▶ **WRITTEN EXERCISE**: Report how many lines contain the word "inclination"; answer with the number only.

▶ **RECORDS TO USE**:
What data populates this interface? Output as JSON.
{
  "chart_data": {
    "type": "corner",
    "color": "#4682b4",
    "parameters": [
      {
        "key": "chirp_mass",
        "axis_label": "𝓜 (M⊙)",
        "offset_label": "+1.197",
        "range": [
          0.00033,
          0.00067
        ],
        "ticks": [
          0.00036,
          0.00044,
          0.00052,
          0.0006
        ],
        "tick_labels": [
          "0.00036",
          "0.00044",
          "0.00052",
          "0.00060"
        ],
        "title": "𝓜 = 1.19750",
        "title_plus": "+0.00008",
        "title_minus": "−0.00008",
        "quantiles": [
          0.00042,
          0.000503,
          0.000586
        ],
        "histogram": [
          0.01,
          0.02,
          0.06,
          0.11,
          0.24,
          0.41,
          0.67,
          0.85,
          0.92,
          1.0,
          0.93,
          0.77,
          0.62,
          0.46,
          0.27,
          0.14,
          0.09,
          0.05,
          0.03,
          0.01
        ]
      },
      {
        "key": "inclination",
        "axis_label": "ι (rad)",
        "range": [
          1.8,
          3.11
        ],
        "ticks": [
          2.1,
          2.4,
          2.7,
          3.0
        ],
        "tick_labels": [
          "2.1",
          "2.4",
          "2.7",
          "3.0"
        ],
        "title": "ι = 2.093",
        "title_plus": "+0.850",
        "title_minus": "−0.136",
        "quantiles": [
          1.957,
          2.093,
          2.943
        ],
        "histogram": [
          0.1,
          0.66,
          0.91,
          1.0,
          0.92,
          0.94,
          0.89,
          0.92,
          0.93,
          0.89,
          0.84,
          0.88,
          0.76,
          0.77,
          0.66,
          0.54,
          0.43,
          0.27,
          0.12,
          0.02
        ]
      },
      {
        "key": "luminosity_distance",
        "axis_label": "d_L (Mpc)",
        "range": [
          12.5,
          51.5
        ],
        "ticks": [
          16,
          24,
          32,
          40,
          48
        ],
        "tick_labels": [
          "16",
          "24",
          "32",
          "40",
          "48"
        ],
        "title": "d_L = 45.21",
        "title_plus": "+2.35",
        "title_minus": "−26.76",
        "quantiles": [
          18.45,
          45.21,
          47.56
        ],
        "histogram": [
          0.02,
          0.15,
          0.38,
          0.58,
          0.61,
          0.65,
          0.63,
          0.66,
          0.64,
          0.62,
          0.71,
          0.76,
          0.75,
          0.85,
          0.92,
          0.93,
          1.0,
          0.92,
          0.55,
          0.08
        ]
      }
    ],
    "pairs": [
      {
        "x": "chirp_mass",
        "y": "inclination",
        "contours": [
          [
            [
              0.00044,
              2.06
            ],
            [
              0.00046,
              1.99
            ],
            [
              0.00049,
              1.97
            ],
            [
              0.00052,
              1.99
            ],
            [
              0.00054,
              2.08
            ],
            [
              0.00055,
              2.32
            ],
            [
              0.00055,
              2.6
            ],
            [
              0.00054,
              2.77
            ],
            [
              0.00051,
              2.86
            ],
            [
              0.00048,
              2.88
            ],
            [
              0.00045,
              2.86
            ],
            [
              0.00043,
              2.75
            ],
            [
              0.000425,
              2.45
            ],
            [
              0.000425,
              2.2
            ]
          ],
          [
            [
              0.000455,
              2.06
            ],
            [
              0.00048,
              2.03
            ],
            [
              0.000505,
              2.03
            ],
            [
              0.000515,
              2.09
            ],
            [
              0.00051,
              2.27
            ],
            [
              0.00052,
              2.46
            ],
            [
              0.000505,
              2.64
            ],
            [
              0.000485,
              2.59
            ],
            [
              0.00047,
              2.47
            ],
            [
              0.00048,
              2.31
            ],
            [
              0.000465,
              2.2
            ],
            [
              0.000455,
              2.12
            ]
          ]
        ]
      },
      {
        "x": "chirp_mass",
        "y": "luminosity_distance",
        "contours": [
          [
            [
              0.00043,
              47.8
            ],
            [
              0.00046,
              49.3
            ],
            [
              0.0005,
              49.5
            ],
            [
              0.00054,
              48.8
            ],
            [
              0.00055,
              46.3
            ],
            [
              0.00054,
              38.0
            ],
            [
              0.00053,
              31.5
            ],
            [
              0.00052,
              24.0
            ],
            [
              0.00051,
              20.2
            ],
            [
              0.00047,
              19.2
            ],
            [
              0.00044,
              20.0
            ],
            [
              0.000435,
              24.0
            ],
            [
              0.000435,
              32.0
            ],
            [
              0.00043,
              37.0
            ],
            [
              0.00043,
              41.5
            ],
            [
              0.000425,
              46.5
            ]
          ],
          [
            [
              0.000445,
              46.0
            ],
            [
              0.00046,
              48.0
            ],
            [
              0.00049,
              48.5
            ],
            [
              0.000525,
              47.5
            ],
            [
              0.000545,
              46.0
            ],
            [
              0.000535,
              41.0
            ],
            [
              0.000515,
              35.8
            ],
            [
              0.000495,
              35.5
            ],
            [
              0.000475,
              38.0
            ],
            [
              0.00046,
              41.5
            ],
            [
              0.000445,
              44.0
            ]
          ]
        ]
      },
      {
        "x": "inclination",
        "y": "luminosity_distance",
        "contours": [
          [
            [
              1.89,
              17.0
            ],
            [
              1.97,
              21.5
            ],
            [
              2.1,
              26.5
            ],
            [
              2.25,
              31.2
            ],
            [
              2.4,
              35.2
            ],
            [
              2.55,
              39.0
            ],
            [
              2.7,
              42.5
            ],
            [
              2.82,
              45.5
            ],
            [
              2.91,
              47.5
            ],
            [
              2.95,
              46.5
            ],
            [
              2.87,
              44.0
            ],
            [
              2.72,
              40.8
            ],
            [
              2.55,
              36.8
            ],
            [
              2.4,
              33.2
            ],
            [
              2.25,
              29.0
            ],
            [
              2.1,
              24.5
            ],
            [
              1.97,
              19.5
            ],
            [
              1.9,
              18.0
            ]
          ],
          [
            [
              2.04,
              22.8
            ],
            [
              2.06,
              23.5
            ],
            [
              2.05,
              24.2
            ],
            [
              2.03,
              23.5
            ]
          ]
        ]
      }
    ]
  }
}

▶ **RESPONSE**: 3